Don't have video on your site? That's so 2005. Or at least, that's the popular thinking. SI.com re-launched last month with a video-heavy design (including a video box moved to the top of the page) and CarandDriver.com recently debuted a program that lets viewers take a virtual test drive.
However, turning video into a sustainable business model is proving to be a challenge. A recent Harris Interactive poll found that 73 percent of frequent YouTube users would visit the site less often if it started including short video ads before every clip. Even Google has stumbled by briefly featuring an Allstate ad in a Charlie Rose clip that blogger Scott Karp called "as interruptive, untargeted and utterly old school as anything mass TV advertising has ever inflicted on viewers."
Like many other online options, video is just one more dart being lobbed by publishers. Some are seeing early returns. "We've been able to get a higher CPM with video," says Jason Pontin, publisher of Technology Review. "Advertisers rightly or wrongly assume there's a higher intensity of interaction with the reader."
That blind faith won't last, however, and has already eroded in advanced markets such as technology. "Video for the sake of video will yield very modest increases in new visitors but most b-to-b video isn't very good," says Paul Calento, vice president of marketing at InfoWorld.

------------

Task description:
For each statement, say yes or no as to whether it agrees with the article on online video, and quote the words that decide it. 1. SI.com moved a video box to the top of its page. 2. The Harris Interactive poll found that most frequent YouTube users would visit the site more often with short video ads before every clip. 3. Paul Calento is a vice president of marketing at Technology Review.

------------

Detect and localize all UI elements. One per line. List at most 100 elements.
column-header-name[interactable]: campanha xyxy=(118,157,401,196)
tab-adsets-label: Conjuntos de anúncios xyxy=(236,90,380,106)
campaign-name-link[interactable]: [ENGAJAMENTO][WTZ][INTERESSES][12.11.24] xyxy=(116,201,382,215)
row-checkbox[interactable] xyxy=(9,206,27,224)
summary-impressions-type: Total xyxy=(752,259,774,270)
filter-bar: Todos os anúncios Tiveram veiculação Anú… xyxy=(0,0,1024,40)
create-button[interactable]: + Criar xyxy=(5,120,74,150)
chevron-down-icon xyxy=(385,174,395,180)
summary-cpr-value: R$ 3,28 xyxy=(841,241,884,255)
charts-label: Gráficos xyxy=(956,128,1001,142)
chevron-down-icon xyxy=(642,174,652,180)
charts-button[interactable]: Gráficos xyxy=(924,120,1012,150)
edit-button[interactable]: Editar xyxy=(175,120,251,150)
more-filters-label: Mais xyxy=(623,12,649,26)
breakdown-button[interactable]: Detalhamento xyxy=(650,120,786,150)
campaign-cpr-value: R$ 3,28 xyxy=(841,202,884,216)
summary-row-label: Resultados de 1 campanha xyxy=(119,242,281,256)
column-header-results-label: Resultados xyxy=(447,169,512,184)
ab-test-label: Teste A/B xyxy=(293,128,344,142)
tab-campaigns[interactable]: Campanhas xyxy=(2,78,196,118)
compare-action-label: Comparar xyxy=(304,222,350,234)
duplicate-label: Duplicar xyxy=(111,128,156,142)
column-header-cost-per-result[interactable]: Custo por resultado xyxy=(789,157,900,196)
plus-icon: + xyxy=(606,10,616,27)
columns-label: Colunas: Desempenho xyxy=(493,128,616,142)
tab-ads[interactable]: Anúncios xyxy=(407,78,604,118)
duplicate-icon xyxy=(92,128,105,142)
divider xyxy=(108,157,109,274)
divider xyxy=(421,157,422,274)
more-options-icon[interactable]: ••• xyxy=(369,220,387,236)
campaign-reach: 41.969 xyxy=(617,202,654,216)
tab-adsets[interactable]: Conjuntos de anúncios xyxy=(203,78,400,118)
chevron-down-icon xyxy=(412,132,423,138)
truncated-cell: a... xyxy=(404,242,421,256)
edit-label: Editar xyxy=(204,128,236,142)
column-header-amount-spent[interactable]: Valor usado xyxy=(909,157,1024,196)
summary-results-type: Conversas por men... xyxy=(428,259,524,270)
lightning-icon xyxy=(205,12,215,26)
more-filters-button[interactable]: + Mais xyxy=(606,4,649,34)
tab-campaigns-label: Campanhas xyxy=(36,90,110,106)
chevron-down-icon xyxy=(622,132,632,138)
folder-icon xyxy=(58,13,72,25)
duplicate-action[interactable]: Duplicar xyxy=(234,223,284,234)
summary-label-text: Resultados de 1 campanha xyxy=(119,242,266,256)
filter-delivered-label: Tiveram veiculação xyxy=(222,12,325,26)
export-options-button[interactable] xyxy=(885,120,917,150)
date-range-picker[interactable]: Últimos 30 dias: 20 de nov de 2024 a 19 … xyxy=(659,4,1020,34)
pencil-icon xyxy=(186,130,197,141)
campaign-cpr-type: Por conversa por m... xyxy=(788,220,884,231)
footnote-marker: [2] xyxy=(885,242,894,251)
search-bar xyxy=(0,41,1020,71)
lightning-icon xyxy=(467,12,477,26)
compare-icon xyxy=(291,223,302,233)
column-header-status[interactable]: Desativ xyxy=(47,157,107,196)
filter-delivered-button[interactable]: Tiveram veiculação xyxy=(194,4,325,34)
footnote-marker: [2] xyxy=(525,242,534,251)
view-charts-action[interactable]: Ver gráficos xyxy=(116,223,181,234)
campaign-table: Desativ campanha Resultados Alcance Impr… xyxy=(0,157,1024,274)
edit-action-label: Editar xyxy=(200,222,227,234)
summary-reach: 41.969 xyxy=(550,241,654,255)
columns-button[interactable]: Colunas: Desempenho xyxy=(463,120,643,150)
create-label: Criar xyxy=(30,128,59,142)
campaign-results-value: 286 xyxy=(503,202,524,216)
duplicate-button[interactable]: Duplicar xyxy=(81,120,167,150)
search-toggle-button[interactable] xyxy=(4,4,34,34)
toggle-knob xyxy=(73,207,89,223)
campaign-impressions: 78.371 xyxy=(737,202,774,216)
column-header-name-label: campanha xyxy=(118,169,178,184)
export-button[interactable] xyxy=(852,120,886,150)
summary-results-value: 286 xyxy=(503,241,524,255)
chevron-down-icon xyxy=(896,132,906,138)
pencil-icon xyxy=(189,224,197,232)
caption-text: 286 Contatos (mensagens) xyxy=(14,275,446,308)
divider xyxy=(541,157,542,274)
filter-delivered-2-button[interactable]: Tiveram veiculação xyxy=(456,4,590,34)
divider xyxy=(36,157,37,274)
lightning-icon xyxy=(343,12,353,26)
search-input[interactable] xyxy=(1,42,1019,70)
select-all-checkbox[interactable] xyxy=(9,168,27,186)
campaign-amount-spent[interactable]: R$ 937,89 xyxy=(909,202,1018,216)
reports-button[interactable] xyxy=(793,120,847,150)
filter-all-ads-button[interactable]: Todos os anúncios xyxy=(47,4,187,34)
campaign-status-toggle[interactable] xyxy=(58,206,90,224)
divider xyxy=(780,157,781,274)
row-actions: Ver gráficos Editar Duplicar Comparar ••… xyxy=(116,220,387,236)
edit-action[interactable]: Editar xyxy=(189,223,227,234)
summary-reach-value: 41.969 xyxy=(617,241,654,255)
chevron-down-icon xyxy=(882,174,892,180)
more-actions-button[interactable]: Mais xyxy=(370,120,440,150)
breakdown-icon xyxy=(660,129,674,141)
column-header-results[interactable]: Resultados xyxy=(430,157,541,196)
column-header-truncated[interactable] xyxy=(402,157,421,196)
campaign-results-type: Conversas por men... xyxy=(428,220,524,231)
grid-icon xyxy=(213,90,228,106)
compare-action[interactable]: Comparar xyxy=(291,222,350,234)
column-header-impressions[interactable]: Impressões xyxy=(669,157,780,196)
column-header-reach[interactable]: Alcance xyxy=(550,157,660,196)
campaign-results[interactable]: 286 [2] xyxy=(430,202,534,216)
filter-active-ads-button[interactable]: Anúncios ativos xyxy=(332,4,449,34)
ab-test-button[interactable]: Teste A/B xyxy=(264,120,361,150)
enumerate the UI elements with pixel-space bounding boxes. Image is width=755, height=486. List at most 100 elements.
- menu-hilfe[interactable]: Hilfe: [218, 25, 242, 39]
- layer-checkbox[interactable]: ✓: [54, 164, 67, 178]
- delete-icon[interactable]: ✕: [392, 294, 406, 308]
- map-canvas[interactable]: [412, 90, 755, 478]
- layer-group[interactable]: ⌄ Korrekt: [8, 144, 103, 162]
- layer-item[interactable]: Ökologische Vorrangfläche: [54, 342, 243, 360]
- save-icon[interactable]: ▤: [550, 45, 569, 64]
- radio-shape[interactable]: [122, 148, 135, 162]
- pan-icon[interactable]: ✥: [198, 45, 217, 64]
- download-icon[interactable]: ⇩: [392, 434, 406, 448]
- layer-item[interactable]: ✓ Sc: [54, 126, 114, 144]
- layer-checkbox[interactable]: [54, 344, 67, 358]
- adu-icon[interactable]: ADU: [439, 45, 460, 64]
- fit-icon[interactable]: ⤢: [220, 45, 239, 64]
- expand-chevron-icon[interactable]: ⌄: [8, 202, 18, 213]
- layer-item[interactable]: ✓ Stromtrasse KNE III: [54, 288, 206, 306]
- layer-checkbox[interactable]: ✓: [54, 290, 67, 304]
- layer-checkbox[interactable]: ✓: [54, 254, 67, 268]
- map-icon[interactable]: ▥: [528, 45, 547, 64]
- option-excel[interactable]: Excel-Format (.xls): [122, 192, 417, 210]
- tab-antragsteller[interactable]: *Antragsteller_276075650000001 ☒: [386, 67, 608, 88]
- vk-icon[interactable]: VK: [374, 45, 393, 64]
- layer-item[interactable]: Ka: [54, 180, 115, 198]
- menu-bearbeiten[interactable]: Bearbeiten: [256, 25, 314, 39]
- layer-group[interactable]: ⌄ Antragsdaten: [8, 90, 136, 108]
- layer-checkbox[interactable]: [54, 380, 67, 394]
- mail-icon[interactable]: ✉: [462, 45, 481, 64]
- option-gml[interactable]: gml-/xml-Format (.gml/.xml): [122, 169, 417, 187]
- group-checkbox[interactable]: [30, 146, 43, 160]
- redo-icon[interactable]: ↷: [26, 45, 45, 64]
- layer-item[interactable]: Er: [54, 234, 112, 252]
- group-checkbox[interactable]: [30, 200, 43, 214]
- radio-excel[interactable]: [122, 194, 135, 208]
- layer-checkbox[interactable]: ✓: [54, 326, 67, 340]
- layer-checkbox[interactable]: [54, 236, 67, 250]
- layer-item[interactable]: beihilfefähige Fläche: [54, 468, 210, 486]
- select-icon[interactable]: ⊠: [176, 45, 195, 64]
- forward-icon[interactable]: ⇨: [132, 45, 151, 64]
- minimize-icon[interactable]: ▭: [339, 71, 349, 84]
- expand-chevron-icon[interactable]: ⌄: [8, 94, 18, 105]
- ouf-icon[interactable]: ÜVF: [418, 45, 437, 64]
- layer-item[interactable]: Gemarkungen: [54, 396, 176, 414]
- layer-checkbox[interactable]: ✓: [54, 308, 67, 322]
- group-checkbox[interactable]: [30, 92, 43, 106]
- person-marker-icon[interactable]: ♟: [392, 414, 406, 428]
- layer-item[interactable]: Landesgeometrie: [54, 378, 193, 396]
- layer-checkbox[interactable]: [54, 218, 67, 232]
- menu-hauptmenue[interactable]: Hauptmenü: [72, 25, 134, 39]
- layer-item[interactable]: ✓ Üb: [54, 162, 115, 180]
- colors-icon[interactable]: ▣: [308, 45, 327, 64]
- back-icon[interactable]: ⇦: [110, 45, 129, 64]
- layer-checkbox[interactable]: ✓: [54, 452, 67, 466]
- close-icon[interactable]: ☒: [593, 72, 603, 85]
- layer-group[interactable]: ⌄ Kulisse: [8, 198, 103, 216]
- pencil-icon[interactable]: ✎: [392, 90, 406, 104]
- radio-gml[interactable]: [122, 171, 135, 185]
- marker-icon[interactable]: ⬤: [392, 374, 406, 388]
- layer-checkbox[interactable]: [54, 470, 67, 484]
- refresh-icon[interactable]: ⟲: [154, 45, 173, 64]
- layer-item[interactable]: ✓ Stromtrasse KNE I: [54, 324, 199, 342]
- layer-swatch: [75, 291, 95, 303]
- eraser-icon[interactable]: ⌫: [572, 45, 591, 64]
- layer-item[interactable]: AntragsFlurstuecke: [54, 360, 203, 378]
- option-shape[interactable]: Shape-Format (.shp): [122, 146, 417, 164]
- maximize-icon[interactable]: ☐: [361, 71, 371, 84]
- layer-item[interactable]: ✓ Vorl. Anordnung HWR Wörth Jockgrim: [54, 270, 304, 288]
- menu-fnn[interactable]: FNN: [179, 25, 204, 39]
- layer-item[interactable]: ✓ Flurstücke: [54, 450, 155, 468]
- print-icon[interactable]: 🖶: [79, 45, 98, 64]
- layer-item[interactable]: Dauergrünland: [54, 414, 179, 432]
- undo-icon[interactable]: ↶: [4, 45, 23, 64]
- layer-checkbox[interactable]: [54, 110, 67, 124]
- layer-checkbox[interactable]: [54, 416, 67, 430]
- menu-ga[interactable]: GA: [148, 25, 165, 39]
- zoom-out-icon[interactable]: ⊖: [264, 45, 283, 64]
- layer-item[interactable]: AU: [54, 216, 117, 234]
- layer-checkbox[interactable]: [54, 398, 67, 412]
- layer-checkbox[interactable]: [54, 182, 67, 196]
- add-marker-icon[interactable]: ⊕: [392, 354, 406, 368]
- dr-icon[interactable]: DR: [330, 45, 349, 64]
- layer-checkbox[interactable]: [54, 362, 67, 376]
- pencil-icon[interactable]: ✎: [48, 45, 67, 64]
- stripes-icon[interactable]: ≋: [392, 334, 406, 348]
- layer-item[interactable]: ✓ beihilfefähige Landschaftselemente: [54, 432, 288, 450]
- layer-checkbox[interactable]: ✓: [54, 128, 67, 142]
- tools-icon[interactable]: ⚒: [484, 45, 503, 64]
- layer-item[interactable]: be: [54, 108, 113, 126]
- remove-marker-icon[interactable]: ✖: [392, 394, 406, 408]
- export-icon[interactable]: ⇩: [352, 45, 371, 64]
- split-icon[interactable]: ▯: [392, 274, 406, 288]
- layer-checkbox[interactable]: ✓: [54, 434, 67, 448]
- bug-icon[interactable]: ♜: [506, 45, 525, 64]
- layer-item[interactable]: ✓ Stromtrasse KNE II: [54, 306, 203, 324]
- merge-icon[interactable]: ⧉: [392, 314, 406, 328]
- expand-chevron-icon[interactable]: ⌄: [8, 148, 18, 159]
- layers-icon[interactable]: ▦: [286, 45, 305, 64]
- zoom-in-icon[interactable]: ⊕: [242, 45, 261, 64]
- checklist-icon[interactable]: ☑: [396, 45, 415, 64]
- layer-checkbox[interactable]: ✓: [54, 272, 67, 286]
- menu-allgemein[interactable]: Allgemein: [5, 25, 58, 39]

------------

Task answer:
1. Yes: "including a video box moved to the top of the page"
2. No: "73 percent of frequent YouTube users would visit the site less often if it started including short video ads before every clip"
3. No: "vice president of marketing at InfoWorld"